----- SUPPLIED RECORDS

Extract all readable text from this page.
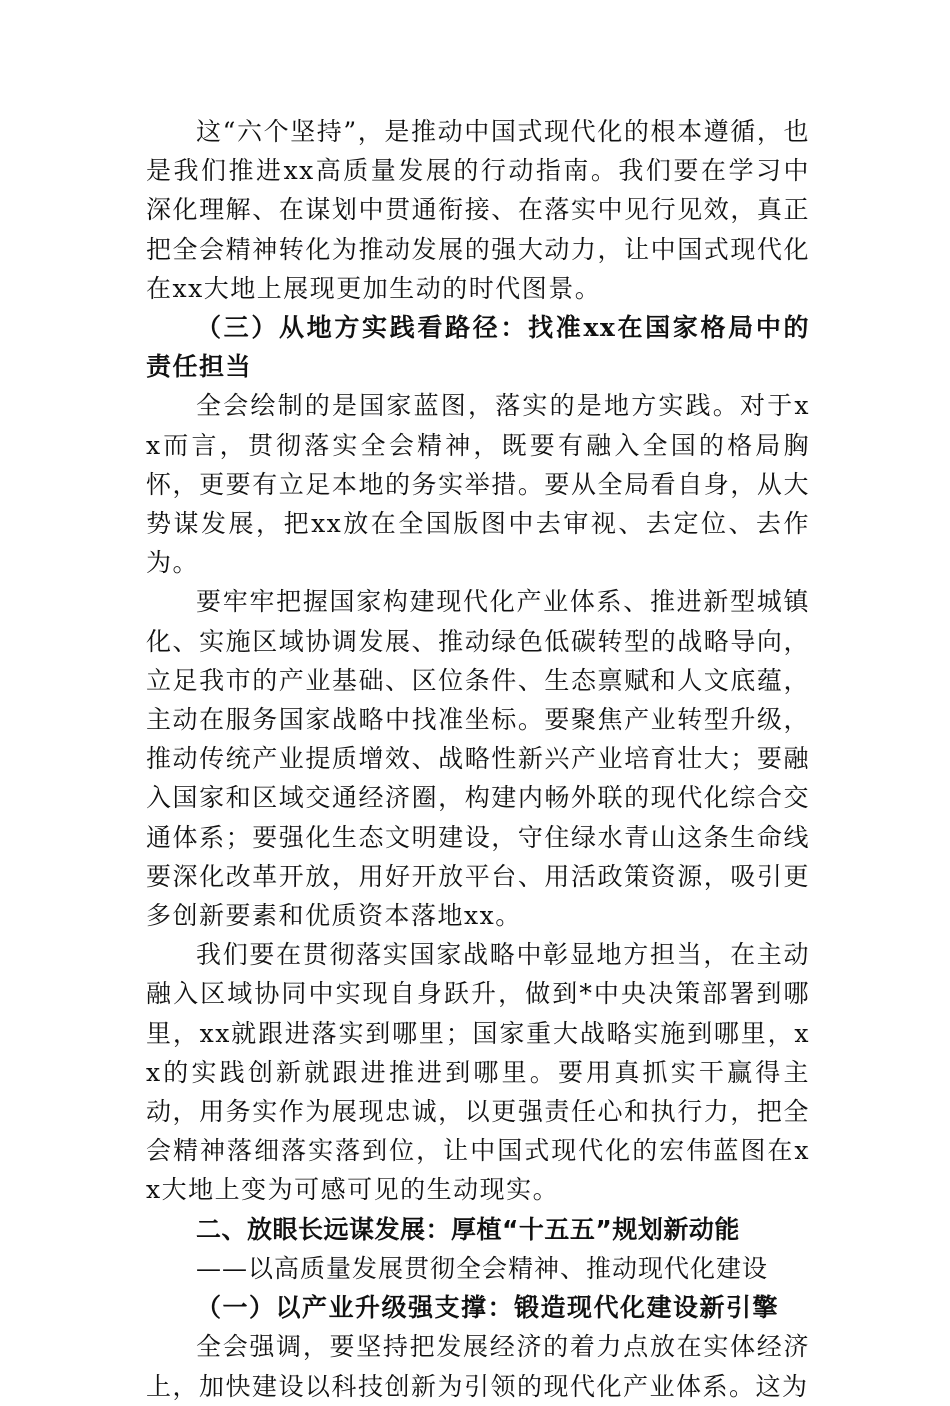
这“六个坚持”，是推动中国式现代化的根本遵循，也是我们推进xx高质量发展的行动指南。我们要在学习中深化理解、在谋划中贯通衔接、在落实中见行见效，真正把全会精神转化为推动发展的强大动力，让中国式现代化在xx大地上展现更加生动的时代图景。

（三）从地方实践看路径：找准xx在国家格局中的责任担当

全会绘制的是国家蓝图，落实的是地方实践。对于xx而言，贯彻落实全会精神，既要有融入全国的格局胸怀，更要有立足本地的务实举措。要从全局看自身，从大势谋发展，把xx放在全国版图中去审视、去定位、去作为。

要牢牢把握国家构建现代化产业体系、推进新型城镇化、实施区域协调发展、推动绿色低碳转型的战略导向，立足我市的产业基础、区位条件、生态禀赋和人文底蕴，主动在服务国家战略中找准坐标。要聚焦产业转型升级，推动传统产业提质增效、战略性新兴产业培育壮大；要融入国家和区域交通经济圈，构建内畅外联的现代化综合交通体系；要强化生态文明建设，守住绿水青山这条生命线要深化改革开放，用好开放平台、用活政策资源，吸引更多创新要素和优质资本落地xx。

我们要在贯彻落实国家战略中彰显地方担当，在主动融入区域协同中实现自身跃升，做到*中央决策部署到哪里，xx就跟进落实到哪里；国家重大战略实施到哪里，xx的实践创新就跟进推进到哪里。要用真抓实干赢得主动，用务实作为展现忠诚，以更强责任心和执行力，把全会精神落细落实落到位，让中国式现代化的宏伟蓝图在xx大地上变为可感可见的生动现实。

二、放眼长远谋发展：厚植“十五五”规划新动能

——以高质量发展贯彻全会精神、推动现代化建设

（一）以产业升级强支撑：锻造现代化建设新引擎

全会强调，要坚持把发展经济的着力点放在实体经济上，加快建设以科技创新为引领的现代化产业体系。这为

----------

WORK TO COMPLETE: Copy out the listing exactly as it stands, but not the pictures.

RESPONSE:
Extract all readable text from this page.
这“六个坚持”，是推动中国式现代化的根本遵循，也是我们推进xx高质量发展的行动指南。我们要在学习中深化理解、在谋划中贯通衔接、在落实中见行见效，真正把全会精神转化为推动发展的强大动力，让中国式现代化在xx大地上展现更加生动的时代图景。

（三）从地方实践看路径：找准xx在国家格局中的责任担当

全会绘制的是国家蓝图，落实的是地方实践。对于xx而言，贯彻落实全会精神，既要有融入全国的格局胸怀，更要有立足本地的务实举措。要从全局看自身，从大势谋发展，把xx放在全国版图中去审视、去定位、去作为。

要牢牢把握国家构建现代化产业体系、推进新型城镇化、实施区域协调发展、推动绿色低碳转型的战略导向，立足我市的产业基础、区位条件、生态禀赋和人文底蕴，主动在服务国家战略中找准坐标。要聚焦产业转型升级，推动传统产业提质增效、战略性新兴产业培育壮大；要融入国家和区域交通经济圈，构建内畅外联的现代化综合交通体系；要强化生态文明建设，守住绿水青山这条生命线要深化改革开放，用好开放平台、用活政策资源，吸引更多创新要素和优质资本落地xx。

我们要在贯彻落实国家战略中彰显地方担当，在主动融入区域协同中实现自身跃升，做到*中央决策部署到哪里，xx就跟进落实到哪里；国家重大战略实施到哪里，xx的实践创新就跟进推进到哪里。要用真抓实干赢得主动，用务实作为展现忠诚，以更强责任心和执行力，把全会精神落细落实落到位，让中国式现代化的宏伟蓝图在xx大地上变为可感可见的生动现实。

二、放眼长远谋发展：厚植“十五五”规划新动能

——以高质量发展贯彻全会精神、推动现代化建设

（一）以产业升级强支撑：锻造现代化建设新引擎

全会强调，要坚持把发展经济的着力点放在实体经济上，加快建设以科技创新为引领的现代化产业体系。这为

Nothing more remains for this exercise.